Tâches ::
• A. Dans le texte sur l'erreur de l'acheteur en ventes publiques, à quelle date la Cour de cassation a-t-elle refusé d'annuler la vente du tableau ?
• B. Donnez la suite du texte sur l'erreur de l'acheteur en ventes publiques, à partir de sa dernière phrase.

PARIS [22.04.15] - La Cour de cassation a refusé, le 9 avril 2015, d’annuler la vente d’un tableau à un adjudicataire professionnel, expert en art russe, et réputé avoir vu l’œuvre avant son acquisition. Rares sont les décisions retenant désormais le caractère inexcusable de l’erreur d’un professionnel.
Dans un mouvement continu mené par la Cour de cassation, l’erreur inexcusable d’un acheteur en ventes publiques est rarement établie, quand bien même l’adjudicataire est un professionnel ou un amateur averti. L’importance cardinale des mentions du catalogue de ventes aux enchères publiques, dont l’appréciation est placée sous l’égide du décret Marcus du 3 mars 1981, oblitère souvent la question de l’appréciation de la qualité de l’acquéreur. Or, il pèse sur le professionnel une obligation de se renseigner, d’examiner attentivement le bien pour lequel il souhaite se porter adjudicataire. Et cela d’autant plus lorsqu’est en jeu le domaine de spécialité du professionnel.

Données fournies ::
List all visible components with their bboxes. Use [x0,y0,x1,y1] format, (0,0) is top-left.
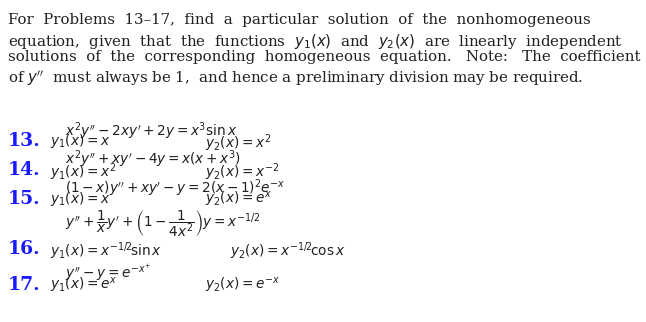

Réponses ::
• A. Le 9 avril 2015.

• B.
Tel était le cas à l’occasion de l’acquisition, en avril 2008, d’une œuvre présentée dans le catalogue comme étant de l’artiste russe Constantin Korovine (1861-1939). L’authenticité du tableau s’avéra ultérieurement garantie par un expert, avant d’être démentie par des membres du « Musée russe d’Etat ». Face à tant d’incertitudes, l’adjudicataire sollicita alors la nullité de la vente. Mais les vendeurs lui opposèrent le caractère inexcusable de son erreur au motif qu'il est « un expert de renommée internationale en œuvre d’art et toiles russes du 20e siècle, et plus précisément des œuvres de Konstantin Korovin qu’il expose en galerie d’art ».
De son côté, l’acquéreur soutenait, tout en reconnaissant sa qualité de « professionnel du marché de l’art », que son erreur était excusable dès lors que, se fiant aux informations données par le commissaire-priseur et à l’expertise, il avait acheté le tableau sans l’avoir vu en donnant son ordre d’achat par téléphone lors de la vente aux enchères.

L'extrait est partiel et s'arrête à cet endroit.